**WHAT THE TASK ASKS**:
Report the number of lines where the string "base" occurs, and write nothing else.

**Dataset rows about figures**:
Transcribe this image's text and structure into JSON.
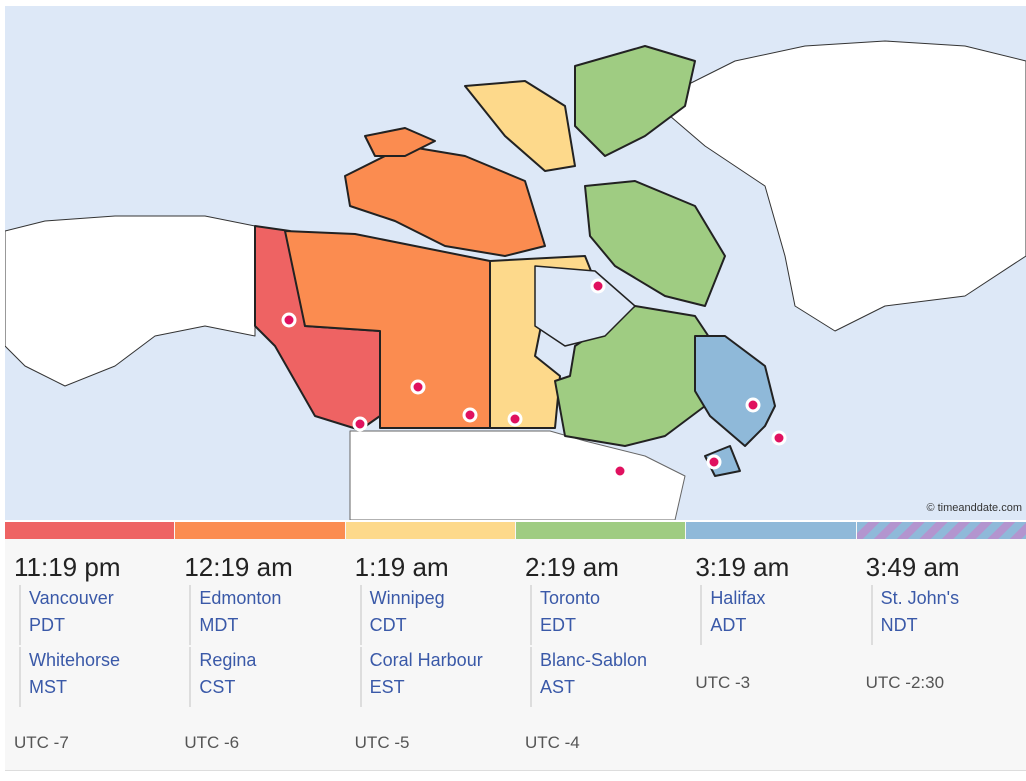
{
  "map": {
    "credit": "© timeanddate.com"
  },
  "zones": [
    {
      "time": "11:19 pm",
      "groups": [
        {
          "city": "Vancouver",
          "abbr": "PDT"
        },
        {
          "city": "Whitehorse",
          "abbr": "MST"
        }
      ],
      "utc": "UTC -7"
    },
    {
      "time": "12:19 am",
      "groups": [
        {
          "city": "Edmonton",
          "abbr": "MDT"
        },
        {
          "city": "Regina",
          "abbr": "CST"
        }
      ],
      "utc": "UTC -6"
    },
    {
      "time": "1:19 am",
      "groups": [
        {
          "city": "Winnipeg",
          "abbr": "CDT"
        },
        {
          "city": "Coral Harbour",
          "abbr": "EST"
        }
      ],
      "utc": "UTC -5"
    },
    {
      "time": "2:19 am",
      "groups": [
        {
          "city": "Toronto",
          "abbr": "EDT"
        },
        {
          "city": "Blanc-Sablon",
          "abbr": "AST"
        }
      ],
      "utc": "UTC -4"
    },
    {
      "time": "3:19 am",
      "groups": [
        {
          "city": "Halifax",
          "abbr": "ADT"
        }
      ],
      "utc": "UTC -3"
    },
    {
      "time": "3:49 am",
      "groups": [
        {
          "city": "St. John's",
          "abbr": "NDT"
        }
      ],
      "utc": "UTC -2:30"
    }
  ]
}
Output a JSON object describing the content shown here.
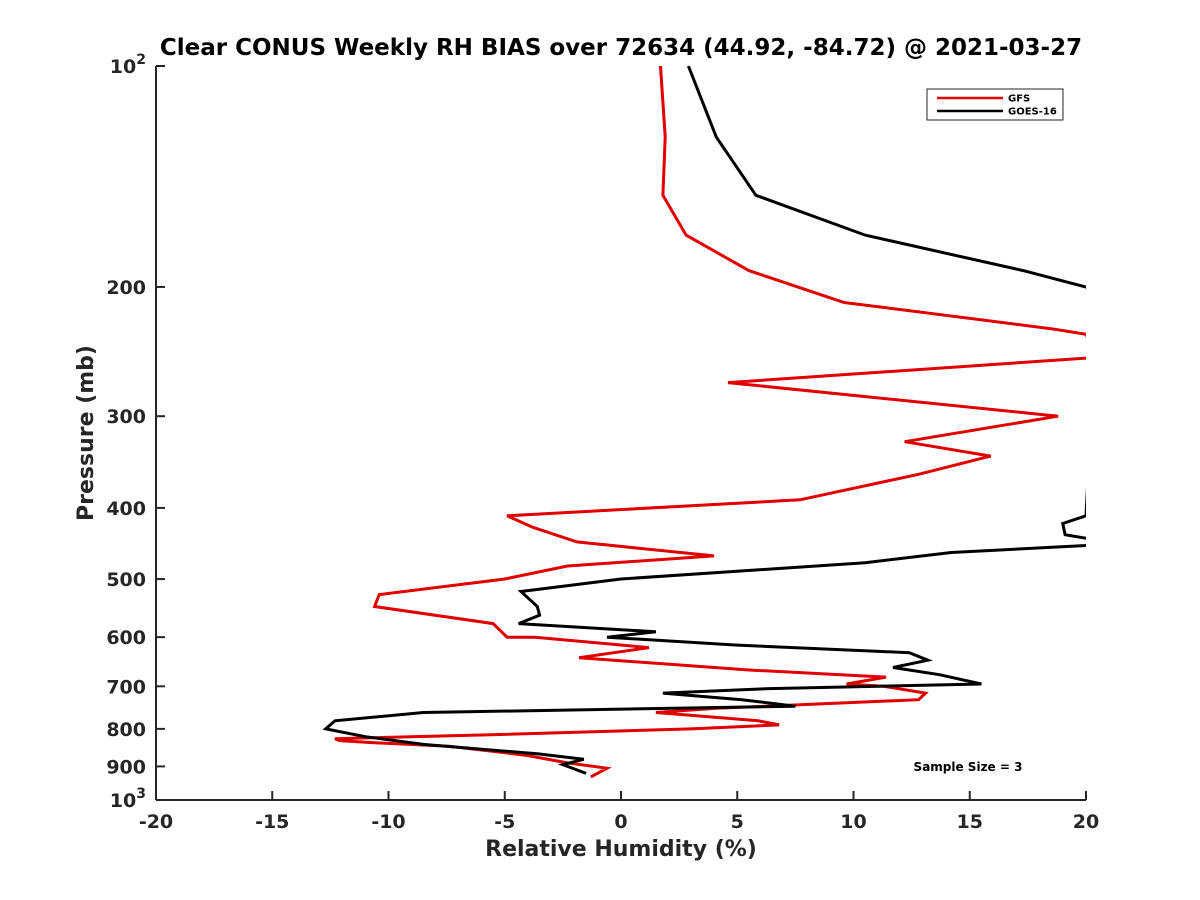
{
  "chart_data": {
    "type": "line",
    "title": "Clear CONUS Weekly RH BIAS over 72634 (44.92, -84.72) @ 2021-03-27",
    "xlabel": "Relative Humidity (%)",
    "ylabel": "Pressure (mb)",
    "xlim": [
      -20,
      20
    ],
    "ylim": [
      1000,
      100
    ],
    "yscale": "log",
    "x_ticks": [
      {
        "value": -20,
        "label": "-20"
      },
      {
        "value": -15,
        "label": "-15"
      },
      {
        "value": -10,
        "label": "-10"
      },
      {
        "value": -5,
        "label": "-5"
      },
      {
        "value": 0,
        "label": "0"
      },
      {
        "value": 5,
        "label": "5"
      },
      {
        "value": 10,
        "label": "10"
      },
      {
        "value": 15,
        "label": "15"
      },
      {
        "value": 20,
        "label": "20"
      }
    ],
    "y_ticks": [
      {
        "value": 100,
        "base": "10",
        "exp": "2"
      },
      {
        "value": 200,
        "base": "200",
        "exp": ""
      },
      {
        "value": 300,
        "base": "300",
        "exp": ""
      },
      {
        "value": 400,
        "base": "400",
        "exp": ""
      },
      {
        "value": 500,
        "base": "500",
        "exp": ""
      },
      {
        "value": 600,
        "base": "600",
        "exp": ""
      },
      {
        "value": 700,
        "base": "700",
        "exp": ""
      },
      {
        "value": 800,
        "base": "800",
        "exp": ""
      },
      {
        "value": 900,
        "base": "900",
        "exp": ""
      },
      {
        "value": 1000,
        "base": "10",
        "exp": "3"
      }
    ],
    "legend_position": "top-right",
    "series": [
      {
        "name": "GFS",
        "color": "#e00000",
        "points": [
          [
            1.7,
            100
          ],
          [
            1.9,
            125
          ],
          [
            1.8,
            150
          ],
          [
            2.8,
            170
          ],
          [
            5.5,
            190
          ],
          [
            9.6,
            210
          ],
          [
            18.5,
            228
          ],
          [
            20,
            232
          ],
          [
            20.5,
            250
          ],
          [
            20,
            250
          ],
          [
            4.6,
            270
          ],
          [
            18.8,
            300
          ],
          [
            12.2,
            325
          ],
          [
            15.9,
            340
          ],
          [
            12.8,
            360
          ],
          [
            7.7,
            390
          ],
          [
            -4.9,
            410
          ],
          [
            -3.8,
            425
          ],
          [
            -1.9,
            445
          ],
          [
            4.0,
            465
          ],
          [
            -2.3,
            480
          ],
          [
            -5.0,
            500
          ],
          [
            -10.4,
            525
          ],
          [
            -10.6,
            545
          ],
          [
            -5.5,
            575
          ],
          [
            -4.9,
            600
          ],
          [
            -3.7,
            600
          ],
          [
            1.2,
            620
          ],
          [
            -1.8,
            640
          ],
          [
            5.5,
            665
          ],
          [
            11.4,
            680
          ],
          [
            9.7,
            695
          ],
          [
            11.3,
            700
          ],
          [
            13.1,
            715
          ],
          [
            12.8,
            730
          ],
          [
            4.1,
            750
          ],
          [
            1.5,
            760
          ],
          [
            5.9,
            780
          ],
          [
            6.8,
            790
          ],
          [
            3.0,
            800
          ],
          [
            -5.6,
            815
          ],
          [
            -12.3,
            825
          ],
          [
            -12.1,
            830
          ],
          [
            -10.8,
            835
          ],
          [
            -7.4,
            845
          ],
          [
            -5.3,
            860
          ],
          [
            -4.0,
            870
          ],
          [
            -2.3,
            890
          ],
          [
            -0.6,
            905
          ],
          [
            -1.3,
            930
          ]
        ]
      },
      {
        "name": "GOES-16",
        "color": "#000000",
        "points": [
          [
            2.9,
            100
          ],
          [
            4.1,
            125
          ],
          [
            5.8,
            150
          ],
          [
            10.5,
            170
          ],
          [
            17.3,
            190
          ],
          [
            20,
            200
          ],
          [
            20.5,
            205
          ],
          [
            20,
            410
          ],
          [
            19.0,
            420
          ],
          [
            19.1,
            435
          ],
          [
            20,
            440
          ],
          [
            20.5,
            445
          ],
          [
            20,
            450
          ],
          [
            14.2,
            460
          ],
          [
            10.5,
            475
          ],
          [
            0,
            500
          ],
          [
            -4.3,
            520
          ],
          [
            -3.6,
            545
          ],
          [
            -3.5,
            560
          ],
          [
            -4.4,
            575
          ],
          [
            1.5,
            590
          ],
          [
            -0.6,
            600
          ],
          [
            4.9,
            615
          ],
          [
            12.4,
            630
          ],
          [
            13.2,
            645
          ],
          [
            11.7,
            660
          ],
          [
            13.7,
            675
          ],
          [
            15.5,
            695
          ],
          [
            6.4,
            705
          ],
          [
            1.8,
            715
          ],
          [
            5.2,
            730
          ],
          [
            7.5,
            745
          ],
          [
            -8.5,
            760
          ],
          [
            -12.3,
            780
          ],
          [
            -12.7,
            800
          ],
          [
            -11.0,
            820
          ],
          [
            -8.5,
            840
          ],
          [
            -3.6,
            865
          ],
          [
            -1.6,
            880
          ],
          [
            -2.5,
            895
          ],
          [
            -1.5,
            920
          ]
        ]
      }
    ],
    "annotation": "Sample Size = 3"
  }
}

**OUTPUT FOR THIS EXERCISE**:
10